Extrahierter Text →
○ ○ ○
Start – K-Teilchen –   Ich spreche was, was du nicht siehst

Ich spreche was, was du nicht siehst

Die Art und Weise, wie Delfine sich gegenseitig Informationen übermitteln und dabei aus Klängen Bilder entstehen, verblüfft aktuell die Fachwelt – und uns.

© homonstock / Fotolia.
– K-TEILCHEN –
09. Mai 2019
Ich spreche was, was du nicht siehst
Die Art und Weise, wie Delfine sich gegenseitig Informationen übermitteln und dabei aus Klängen Bilder entstehen, verblüfft aktuell die Fachwelt – und uns.

Lange wurde im Kontext der Tier-Sprachforschung versucht, Tieren unsere menschliche Sprache aufzuzwingen und beizubringen. Moderne Forschung wechselt allerdings immer häufiger die Perspektive und versucht nun, die individuellen Sprachsysteme der Tiere zu verstehen und zu erlernen.

Durch diese neue Herangehensweise gelang Wissenschaftlern vor einiger Zeit eine bahnbrechende Entdeckung, als sie die Kommunikation von Delfinen untersuchten. Dabei fokussierte sich das Forscherteam auf die Frage, auf welche Art Delfine mithilfe von Klick- und Pfeifgeräuschen Informationen aufnehmen, speichern und diese dann an Artgenossen übermitteln. Oder anders ausgedrückt: Was sehen Delfine, wenn sie hören?
○ ○ ○
Datenliste →
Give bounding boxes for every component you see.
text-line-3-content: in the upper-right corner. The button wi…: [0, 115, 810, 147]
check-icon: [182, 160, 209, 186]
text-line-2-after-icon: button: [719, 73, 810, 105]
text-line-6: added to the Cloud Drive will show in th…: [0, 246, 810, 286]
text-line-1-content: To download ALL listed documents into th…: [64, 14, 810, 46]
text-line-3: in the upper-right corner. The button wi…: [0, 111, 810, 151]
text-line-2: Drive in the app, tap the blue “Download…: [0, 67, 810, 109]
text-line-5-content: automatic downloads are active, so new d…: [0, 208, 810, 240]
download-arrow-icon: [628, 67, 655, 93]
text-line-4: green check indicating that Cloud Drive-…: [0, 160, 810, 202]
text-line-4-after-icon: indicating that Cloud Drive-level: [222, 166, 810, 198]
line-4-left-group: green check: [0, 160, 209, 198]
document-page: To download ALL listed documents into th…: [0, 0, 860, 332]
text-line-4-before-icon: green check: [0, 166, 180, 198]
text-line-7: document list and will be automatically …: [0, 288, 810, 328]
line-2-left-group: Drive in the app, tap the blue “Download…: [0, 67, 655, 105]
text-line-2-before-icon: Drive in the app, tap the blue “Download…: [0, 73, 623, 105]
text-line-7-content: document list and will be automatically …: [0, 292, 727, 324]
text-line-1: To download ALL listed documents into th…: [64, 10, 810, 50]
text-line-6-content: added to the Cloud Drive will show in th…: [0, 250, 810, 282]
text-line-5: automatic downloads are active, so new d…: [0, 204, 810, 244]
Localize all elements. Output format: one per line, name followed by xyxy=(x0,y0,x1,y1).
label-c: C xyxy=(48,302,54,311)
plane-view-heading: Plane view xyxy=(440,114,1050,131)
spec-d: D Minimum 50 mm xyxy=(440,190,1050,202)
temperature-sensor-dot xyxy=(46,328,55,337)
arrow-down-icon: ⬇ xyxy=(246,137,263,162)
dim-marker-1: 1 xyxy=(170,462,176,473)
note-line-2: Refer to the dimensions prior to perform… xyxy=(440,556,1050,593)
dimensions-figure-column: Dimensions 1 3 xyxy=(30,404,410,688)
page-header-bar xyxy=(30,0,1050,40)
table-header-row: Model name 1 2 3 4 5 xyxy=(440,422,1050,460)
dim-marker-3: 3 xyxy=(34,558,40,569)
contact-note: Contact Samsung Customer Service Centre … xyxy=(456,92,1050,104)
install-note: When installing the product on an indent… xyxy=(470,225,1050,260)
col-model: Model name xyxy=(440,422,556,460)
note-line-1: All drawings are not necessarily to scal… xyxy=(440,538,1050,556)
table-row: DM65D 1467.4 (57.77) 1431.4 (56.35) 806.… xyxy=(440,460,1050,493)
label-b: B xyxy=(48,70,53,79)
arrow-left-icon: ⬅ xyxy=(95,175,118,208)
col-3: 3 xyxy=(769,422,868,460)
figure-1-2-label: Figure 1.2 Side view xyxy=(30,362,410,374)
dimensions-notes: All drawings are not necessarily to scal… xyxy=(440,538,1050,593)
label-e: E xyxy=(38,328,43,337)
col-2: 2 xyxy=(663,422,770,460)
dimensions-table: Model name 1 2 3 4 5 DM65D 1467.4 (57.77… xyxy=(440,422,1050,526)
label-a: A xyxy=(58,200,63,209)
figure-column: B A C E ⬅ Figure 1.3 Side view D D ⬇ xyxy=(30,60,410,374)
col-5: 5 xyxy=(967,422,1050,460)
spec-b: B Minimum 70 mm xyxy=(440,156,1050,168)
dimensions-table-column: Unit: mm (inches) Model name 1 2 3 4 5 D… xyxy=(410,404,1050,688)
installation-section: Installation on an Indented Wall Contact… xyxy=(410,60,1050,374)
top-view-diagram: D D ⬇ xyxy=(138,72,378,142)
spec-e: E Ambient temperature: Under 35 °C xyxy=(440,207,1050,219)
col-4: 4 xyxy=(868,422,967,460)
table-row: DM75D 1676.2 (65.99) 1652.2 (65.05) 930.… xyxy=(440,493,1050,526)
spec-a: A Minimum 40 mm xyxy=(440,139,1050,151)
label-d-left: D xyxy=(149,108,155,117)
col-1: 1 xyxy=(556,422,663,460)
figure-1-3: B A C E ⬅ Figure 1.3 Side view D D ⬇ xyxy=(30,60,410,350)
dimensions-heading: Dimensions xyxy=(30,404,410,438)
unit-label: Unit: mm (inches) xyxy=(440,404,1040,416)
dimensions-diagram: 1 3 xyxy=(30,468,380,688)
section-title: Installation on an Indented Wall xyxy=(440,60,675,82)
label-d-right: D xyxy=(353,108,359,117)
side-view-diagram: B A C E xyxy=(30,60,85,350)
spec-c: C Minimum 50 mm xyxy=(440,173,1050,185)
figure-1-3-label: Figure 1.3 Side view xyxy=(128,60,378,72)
○ ○ ○
Aufgabe A →
Beantworte anhand des Artikels über Delfinkommunikation die folgenden Fragen:
(i) An welchem Datum ist der Artikel erschienen?
(ii) Was versucht die moderne Forschung laut Artikel nun, statt Tieren unsere Sprache beizubringen?
(iii) Mithilfe welcher Geräusche nehmen Delfine dem Artikel zufolge Informationen auf?
Aufgabe B → Ersetze im Artikel über Delfinkommunikation „Forscherteam“ durch „Team“ und gib dabei den Abschnitt zwischen „Lange wurde im“ und „wenn sie hören?“ einschließlich wieder.
Aufgabe C → Führe den Artikel über Delfinkommunikation im Anschluss an seinen letzten Satz fort.

Lösung A →
(i) Am 09. Mai 2019.
(ii) Die individuellen Sprachsysteme der Tiere zu verstehen und zu erlernen.
(iii) Mithilfe von Klick- und Pfeifgeräuschen.

Lösung B →
Lange wurde im Kontext der Tier-Sprachforschung versucht, Tieren unsere menschliche Sprache aufzuzwingen und beizubringen. Moderne Forschung wechselt allerdings immer häufiger die Perspektive und versucht nun, die individuellen Sprachsysteme der Tiere zu verstehen und zu erlernen.

Durch diese neue Herangehensweise gelang Wissenschaftlern vor einiger Zeit eine bahnbrechende Entdeckung, als sie die Kommunikation von Delfinen untersuchten. Dabei fokussierte sich das Team auf die Frage, auf welche Art Delfine mithilfe von Klick- und Pfeifgeräuschen Informationen aufnehmen, speichern und diese dann an Artgenossen übermitteln. Oder anders ausgedrückt: Was sehen Delfine, wenn sie hören?

Lösung C →
Um dieser Frage auf den Grund zu gehen, wurde bei einem ersten Experiment einem einzelnen Delfin ein quadratisches Objekt gezeigt. Indem das Tier Laute ausstieß, konnte es sich durch den zurückkehrenden Schall ein Bild von dem Quadrat machen. Delfine nutzen hier die sogenannte Echoortung, die beispielsweise auch bei Sonaren (sound navigation and ranging) auf Schiffen angewandt wird, um Gegenstände unter Wasser zu orten. Nachdem er das Objekt eingehend begutachtet hatte, kehrte der Delfin zu seiner Gruppe zurück – und begann sogleich zu kommunizieren. Die spannende Frage war nun: Was genau „erzählte“ der Delfin den übrigen, die das Objekt nicht gesehen hatten? Die Laute, die er gleich nach seiner Ankunft bei der Gruppe von sich gab, wurden mithilfe eines Hydrophons, auch Unterwassermikrophon genannt, aufgenommen.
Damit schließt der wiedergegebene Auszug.